• [The problem]:
Please list every heading that comes before "Asia Overview" in the Asia overview text below.

• [Text extract]:
:::
Europe and Central Asia

Middle East and North Africa

Special Issues and Campaigns

United States

Arms

Children’s Rights

Women’s Human Rights

Appendix




Asia Overview

In East and Southeast Asia, governments relied on Asian initiatives during the year to address economic, political, and human rights issues. Gone was the rhetoric of "Asian values" with its pre-financial crisis premise that economic development and protection of individuals rights were incompatible. In its place was simply a determination, from democratic and authoritarian governments alike, to show that solutions to Asian problems were to be found within the region, despite the diversity of cultures and political interests involved. South Asia, as always, was a region apart, so divided by rivalries and security concerns that regional cooperation was all but impossible.

On the economic side, one example of East Asian regionalism was the movement toward developing the equivalent of an Asian Monetary Fund involving China, Japan, South Korea and the ten countries of the Association of Southeast Asian Nations (ASEAN). It had a political parallel with the all-Asian resistance in late 1999 to an international tribunal for East Timor, balanced by the prominent Asian participation in the U.N. Transitional Administration for East Timor (UNTAET) in which peacekeeping forces were headed first by a Filipino and then a Thai. In October 2000, South Korean President Kim Dae-Jung received the Nobel Peace Prize for his efforts to ease tensions with North Korea, a wholly homegrown initiative. At the governmental level, the "We'll do it our way" stance was partly a case of resistance to solutions imposed from outside but also one of perceived common interest in building regional strength across a variety of fields- including human rights.
:::
• [Stored data]:

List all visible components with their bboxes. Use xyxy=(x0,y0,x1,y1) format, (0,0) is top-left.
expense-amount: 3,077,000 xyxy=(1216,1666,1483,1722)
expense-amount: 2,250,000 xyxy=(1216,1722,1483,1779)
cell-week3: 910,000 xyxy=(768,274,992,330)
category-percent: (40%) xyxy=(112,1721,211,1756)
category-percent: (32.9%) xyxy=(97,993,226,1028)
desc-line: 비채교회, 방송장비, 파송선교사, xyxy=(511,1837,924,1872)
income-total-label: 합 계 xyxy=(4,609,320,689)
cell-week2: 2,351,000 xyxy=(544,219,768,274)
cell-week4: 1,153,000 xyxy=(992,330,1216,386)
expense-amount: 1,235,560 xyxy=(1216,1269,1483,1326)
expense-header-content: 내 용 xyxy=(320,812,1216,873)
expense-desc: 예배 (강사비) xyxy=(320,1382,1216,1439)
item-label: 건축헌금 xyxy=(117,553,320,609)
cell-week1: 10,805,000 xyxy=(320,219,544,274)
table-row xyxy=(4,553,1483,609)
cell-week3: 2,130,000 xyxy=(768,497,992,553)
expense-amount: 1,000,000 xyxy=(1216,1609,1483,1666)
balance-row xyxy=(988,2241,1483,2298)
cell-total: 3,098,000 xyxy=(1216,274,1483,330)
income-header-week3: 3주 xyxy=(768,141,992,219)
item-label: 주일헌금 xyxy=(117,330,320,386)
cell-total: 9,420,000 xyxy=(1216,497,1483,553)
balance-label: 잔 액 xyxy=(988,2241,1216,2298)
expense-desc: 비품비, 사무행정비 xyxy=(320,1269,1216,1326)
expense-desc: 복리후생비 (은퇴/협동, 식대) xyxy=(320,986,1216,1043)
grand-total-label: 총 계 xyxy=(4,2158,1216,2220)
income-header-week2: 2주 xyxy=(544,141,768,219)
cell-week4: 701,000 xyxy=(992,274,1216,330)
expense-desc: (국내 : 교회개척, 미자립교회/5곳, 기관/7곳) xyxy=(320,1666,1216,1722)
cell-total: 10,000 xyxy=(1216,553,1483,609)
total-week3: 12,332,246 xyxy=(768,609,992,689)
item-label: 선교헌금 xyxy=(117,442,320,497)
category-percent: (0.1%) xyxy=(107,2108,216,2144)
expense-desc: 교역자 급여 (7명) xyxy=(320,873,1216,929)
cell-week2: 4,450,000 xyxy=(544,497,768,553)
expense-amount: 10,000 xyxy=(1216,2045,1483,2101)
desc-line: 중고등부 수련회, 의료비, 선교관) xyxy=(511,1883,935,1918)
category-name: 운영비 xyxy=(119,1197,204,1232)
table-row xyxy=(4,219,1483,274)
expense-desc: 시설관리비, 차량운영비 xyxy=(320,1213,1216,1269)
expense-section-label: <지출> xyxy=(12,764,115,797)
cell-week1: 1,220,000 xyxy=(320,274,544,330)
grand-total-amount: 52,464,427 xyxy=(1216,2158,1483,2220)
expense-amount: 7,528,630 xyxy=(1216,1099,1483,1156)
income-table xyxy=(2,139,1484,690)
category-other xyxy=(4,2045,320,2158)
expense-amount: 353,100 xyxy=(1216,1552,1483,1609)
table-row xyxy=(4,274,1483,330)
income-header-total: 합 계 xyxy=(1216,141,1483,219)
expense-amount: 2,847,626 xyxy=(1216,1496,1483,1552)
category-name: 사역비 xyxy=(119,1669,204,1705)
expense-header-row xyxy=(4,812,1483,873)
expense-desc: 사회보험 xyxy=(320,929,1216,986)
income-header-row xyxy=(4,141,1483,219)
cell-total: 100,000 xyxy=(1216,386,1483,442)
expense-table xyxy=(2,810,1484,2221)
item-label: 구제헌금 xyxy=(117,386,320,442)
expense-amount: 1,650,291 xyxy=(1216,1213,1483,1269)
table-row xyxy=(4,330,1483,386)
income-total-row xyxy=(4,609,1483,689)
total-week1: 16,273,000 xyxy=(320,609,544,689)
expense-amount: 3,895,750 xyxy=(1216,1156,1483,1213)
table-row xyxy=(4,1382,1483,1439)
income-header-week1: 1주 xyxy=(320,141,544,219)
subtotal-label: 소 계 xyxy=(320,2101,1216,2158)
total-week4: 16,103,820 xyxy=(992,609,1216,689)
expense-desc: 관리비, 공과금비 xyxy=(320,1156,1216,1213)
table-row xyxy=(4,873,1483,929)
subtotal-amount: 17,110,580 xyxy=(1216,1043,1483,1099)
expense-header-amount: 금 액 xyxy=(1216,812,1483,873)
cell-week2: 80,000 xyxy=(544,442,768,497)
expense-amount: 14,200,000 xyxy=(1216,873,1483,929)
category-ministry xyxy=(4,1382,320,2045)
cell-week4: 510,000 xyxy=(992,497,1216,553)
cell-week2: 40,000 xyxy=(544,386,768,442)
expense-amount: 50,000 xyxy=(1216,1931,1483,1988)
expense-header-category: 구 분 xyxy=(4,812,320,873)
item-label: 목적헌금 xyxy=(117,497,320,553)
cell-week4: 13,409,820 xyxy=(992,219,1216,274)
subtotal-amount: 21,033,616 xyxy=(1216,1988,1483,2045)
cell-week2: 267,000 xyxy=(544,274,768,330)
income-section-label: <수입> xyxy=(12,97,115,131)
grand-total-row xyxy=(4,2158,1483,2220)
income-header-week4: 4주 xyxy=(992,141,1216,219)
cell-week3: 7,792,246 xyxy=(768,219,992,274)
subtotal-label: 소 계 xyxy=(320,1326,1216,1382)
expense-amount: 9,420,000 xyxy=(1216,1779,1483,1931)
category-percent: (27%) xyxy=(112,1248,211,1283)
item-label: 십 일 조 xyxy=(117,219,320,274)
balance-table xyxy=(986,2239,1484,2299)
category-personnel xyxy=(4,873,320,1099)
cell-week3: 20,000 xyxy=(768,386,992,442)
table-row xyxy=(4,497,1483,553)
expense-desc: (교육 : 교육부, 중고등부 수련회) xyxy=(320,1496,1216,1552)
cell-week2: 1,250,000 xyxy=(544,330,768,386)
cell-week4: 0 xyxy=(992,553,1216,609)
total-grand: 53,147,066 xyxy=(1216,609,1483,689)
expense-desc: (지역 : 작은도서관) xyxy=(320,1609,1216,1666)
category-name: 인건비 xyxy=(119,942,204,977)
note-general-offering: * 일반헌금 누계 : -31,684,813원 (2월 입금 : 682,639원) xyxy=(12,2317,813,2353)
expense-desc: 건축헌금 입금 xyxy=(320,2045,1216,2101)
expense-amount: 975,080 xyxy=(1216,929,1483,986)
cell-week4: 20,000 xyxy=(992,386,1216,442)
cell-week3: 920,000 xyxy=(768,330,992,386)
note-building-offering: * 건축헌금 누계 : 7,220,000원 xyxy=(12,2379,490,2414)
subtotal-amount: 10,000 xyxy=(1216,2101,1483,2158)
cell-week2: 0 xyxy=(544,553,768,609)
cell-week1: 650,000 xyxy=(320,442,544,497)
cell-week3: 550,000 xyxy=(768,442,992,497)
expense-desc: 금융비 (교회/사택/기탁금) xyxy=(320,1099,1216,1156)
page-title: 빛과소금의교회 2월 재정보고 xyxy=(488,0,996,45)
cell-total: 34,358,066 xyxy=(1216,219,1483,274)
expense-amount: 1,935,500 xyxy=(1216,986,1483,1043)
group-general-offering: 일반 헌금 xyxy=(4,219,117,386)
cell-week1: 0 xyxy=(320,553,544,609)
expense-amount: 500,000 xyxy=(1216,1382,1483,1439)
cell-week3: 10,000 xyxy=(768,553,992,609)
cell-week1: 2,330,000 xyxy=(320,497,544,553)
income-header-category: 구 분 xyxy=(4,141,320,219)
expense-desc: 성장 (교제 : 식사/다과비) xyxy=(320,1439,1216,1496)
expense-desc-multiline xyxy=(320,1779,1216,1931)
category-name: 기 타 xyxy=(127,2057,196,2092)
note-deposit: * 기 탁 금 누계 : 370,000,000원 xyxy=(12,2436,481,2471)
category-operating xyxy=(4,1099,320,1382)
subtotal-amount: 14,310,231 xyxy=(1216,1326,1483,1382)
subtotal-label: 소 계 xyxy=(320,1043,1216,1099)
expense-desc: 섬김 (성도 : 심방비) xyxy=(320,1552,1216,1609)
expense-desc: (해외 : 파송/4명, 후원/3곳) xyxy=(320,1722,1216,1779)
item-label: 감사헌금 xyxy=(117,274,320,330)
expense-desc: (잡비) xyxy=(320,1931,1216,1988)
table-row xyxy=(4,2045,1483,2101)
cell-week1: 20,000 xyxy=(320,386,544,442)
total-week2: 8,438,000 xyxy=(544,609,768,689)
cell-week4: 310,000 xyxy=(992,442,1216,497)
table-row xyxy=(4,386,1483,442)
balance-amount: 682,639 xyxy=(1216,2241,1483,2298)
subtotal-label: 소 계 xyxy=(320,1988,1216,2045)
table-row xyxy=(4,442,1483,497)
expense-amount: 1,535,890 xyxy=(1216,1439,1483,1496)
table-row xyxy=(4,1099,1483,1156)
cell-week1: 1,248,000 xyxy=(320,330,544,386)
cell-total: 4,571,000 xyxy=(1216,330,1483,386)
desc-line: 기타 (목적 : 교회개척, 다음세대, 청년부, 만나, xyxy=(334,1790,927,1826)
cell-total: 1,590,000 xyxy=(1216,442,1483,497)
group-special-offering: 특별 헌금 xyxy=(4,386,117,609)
:::
• [Exercise response]:
- Europe and Central Asia
- Middle East and North Africa
- Special Issues and Campaigns
- United States
- Arms
- Children’s Rights
- Women’s Human Rights
- Appendix